▸ **READING PASSAGE**
Let $\struct {S, \preceq}$ be an ordered set.

Let $I$ be a set.

Let $f, g: I \to S$.

Let $f \sqbrk I$ denote the image of $I$ under $f$.

Let:

$\forall i \in I: \map f i \preceq \map g i$

That is, let $f \preceq g$ in the product ordering.

Let $f \sqbrk I$ and $g \sqbrk I$ admit suprema.

Then:

$\sup f \sqbrk I \preceq \sup g \sqbrk I$

Proof

Let $x \in f \sqbrk I$.

Then:

$\exists j \in I: \map f j = x$

Then:

$\map f j \prec \map g j$

By the definition of supremum:

$\sup g \sqbrk I$ is an upper bound of $g \sqbrk I$

Thus:

$\map g j \preceq \sup g \sqbrk I$

Since $\preceq$ is transitive:

$x = \map f j \preceq \sup g \sqbrk I$

Since this holds for all $x \in f \sqbrk I$, $\sup g \sqbrk I$ is an upper bound of $f \sqbrk I$.

Thus by the definition of supremum:

$\sup f \sqbrk I \preceq \sup g \sqbrk I$

$\blacksquare$

▸ **WHAT TO DO**
Write out the supremum proof word for word, from "Since $\preceq$ is" up to and including "of $f \sqbrk I$.". The data that follows has no connection to the supremum proof.

▸ **INFORMATION GIVEN**
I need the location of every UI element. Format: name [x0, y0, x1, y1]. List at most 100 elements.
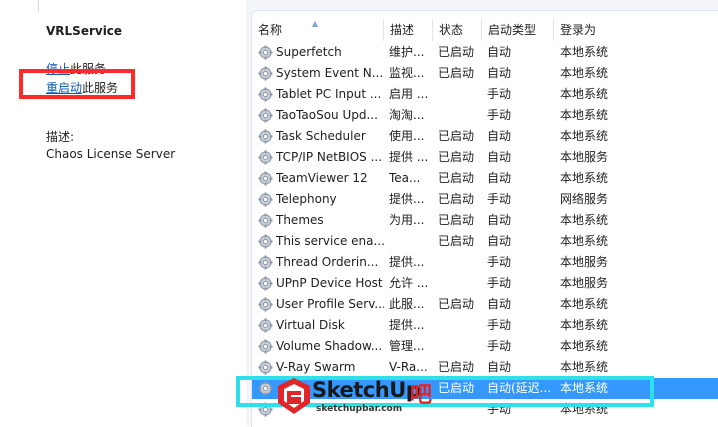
...
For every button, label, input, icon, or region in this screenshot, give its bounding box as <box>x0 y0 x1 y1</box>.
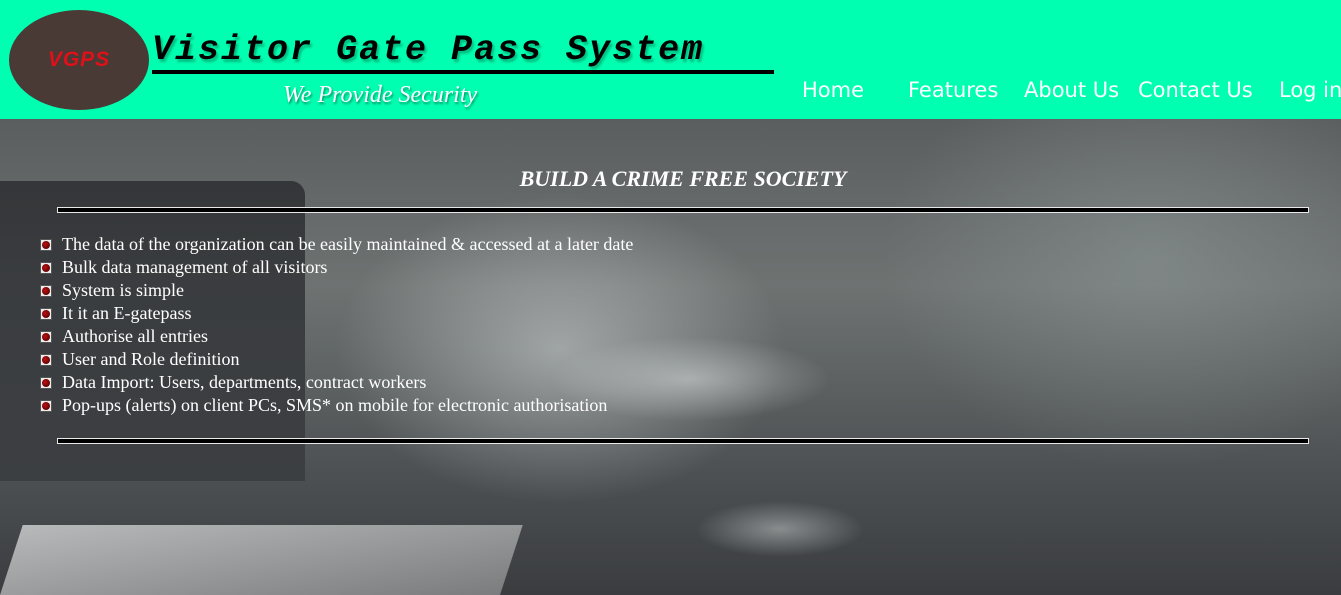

▸ **EXERCISE SOLUTION**
Since $\preceq$ is transitive:

$x = \map f j \preceq \sup g \sqbrk I$

Since this holds for all $x \in f \sqbrk I$, $\sup g \sqbrk I$ is an upper bound of $f \sqbrk I$.